• _WHAT TO DO_
Exactly reproduce each line of the listing that follows.

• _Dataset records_
◇ ◇ ◇ ◇

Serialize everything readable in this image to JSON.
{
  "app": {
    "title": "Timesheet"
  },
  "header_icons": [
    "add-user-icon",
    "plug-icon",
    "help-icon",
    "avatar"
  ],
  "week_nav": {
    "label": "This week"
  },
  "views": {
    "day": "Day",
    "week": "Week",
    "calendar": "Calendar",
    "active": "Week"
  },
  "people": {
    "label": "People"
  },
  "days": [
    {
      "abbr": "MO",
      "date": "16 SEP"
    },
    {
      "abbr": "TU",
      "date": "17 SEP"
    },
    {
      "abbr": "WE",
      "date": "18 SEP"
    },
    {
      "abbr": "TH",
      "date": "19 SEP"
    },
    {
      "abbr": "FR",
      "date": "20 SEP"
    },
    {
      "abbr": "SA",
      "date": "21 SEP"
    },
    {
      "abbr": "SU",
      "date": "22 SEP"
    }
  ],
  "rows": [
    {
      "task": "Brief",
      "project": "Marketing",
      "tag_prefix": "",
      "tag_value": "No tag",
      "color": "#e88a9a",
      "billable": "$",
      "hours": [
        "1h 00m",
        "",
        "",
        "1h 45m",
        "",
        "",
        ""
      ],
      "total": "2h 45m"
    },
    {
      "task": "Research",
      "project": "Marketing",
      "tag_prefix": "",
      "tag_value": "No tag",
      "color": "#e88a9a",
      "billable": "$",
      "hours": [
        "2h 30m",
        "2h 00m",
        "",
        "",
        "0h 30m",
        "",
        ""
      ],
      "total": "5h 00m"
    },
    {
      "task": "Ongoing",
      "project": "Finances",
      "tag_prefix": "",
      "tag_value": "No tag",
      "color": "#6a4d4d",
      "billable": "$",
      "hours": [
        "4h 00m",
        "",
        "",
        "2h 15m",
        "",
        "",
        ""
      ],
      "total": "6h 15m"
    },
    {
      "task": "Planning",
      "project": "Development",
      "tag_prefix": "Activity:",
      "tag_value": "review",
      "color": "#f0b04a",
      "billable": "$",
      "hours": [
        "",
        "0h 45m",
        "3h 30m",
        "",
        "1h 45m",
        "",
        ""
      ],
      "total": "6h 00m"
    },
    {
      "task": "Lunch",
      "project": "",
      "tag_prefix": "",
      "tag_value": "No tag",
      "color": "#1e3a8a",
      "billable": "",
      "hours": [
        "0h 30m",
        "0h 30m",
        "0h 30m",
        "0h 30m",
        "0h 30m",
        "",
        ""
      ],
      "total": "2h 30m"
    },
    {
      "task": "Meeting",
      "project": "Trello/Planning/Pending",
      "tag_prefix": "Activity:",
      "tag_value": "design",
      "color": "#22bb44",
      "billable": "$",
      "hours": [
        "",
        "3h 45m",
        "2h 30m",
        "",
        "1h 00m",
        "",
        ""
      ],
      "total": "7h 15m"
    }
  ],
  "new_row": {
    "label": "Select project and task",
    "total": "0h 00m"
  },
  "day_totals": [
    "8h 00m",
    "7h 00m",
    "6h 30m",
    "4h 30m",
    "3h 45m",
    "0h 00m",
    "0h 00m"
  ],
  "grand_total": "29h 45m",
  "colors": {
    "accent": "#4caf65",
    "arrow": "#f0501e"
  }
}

◇ ◇ ◇ ◇

• _RESULT FOR THIS EXERCISE_
Serialize everything readable in this image to JSON.
{
  "app": {
    "title": "Timesheet"
  },
  "header_icons": [
    "add-user-icon",
    "plug-icon",
    "help-icon",
    "avatar"
  ],
  "week_nav": {
    "label": "This week"
  },
  "views": {
    "day": "Day",
    "week": "Week",
    "calendar": "Calendar",
    "active": "Week"
  },
  "people": {
    "label": "People"
  },
  "days": [
    {
      "abbr": "MO",
      "date": "16 SEP"
    },
    {
      "abbr": "TU",
      "date": "17 SEP"
    },
    {
      "abbr": "WE",
      "date": "18 SEP"
    },
    {
      "abbr": "TH",
      "date": "19 SEP"
    },
    {
      "abbr": "FR",
      "date": "20 SEP"
    },
    {
      "abbr": "SA",
      "date": "21 SEP"
    },
    {
      "abbr": "SU",
      "date": "22 SEP"
    }
  ],
  "rows": [
    {
      "task": "Brief",
      "project": "Marketing",
      "tag_prefix": "",
      "tag_value": "No tag",
      "color": "#e88a9a",
      "billable": "$",
      "hours": [
        "1h 00m",
        "",
        "",
        "1h 45m",
        "",
        "",
        ""
      ],
      "total": "2h 45m"
    },
    {
      "task": "Research",
      "project": "Marketing",
      "tag_prefix": "",
      "tag_value": "No tag",
      "color": "#e88a9a",
      "billable": "$",
      "hours": [
        "2h 30m",
        "2h 00m",
        "",
        "",
        "0h 30m",
        "",
        ""
      ],
      "total": "5h 00m"
    },
    {
      "task": "Ongoing",
      "project": "Finances",
      "tag_prefix": "",
      "tag_value": "No tag",
      "color": "#6a4d4d",
      "billable": "$",
      "hours": [
        "4h 00m",
        "",
        "",
        "2h 15m",
        "",
        "",
        ""
      ],
      "total": "6h 15m"
    },
    {
      "task": "Planning",
      "project": "Development",
      "tag_prefix": "Activity:",
      "tag_value": "review",
      "color": "#f0b04a",
      "billable": "$",
      "hours": [
        "",
        "0h 45m",
        "3h 30m",
        "",
        "1h 45m",
        "",
        ""
      ],
      "total": "6h 00m"
    },
    {
      "task": "Lunch",
      "project": "",
      "tag_prefix": "",
      "tag_value": "No tag",
      "color": "#1e3a8a",
      "billable": "",
      "hours": [
        "0h 30m",
        "0h 30m",
        "0h 30m",
        "0h 30m",
        "0h 30m",
        "",
        ""
      ],
      "total": "2h 30m"
    },
    {
      "task": "Meeting",
      "project": "Trello/Planning/Pending",
      "tag_prefix": "Activity:",
      "tag_value": "design",
      "color": "#22bb44",
      "billable": "$",
      "hours": [
        "",
        "3h 45m",
        "2h 30m",
        "",
        "1h 00m",
        "",
        ""
      ],
      "total": "7h 15m"
    }
  ],
  "new_row": {
    "label": "Select project and task",
    "total": "0h 00m"
  },
  "day_totals": [
    "8h 00m",
    "7h 00m",
    "6h 30m",
    "4h 30m",
    "3h 45m",
    "0h 00m",
    "0h 00m"
  ],
  "grand_total": "29h 45m",
  "colors": {
    "accent": "#4caf65",
    "arrow": "#f0501e"
  }
}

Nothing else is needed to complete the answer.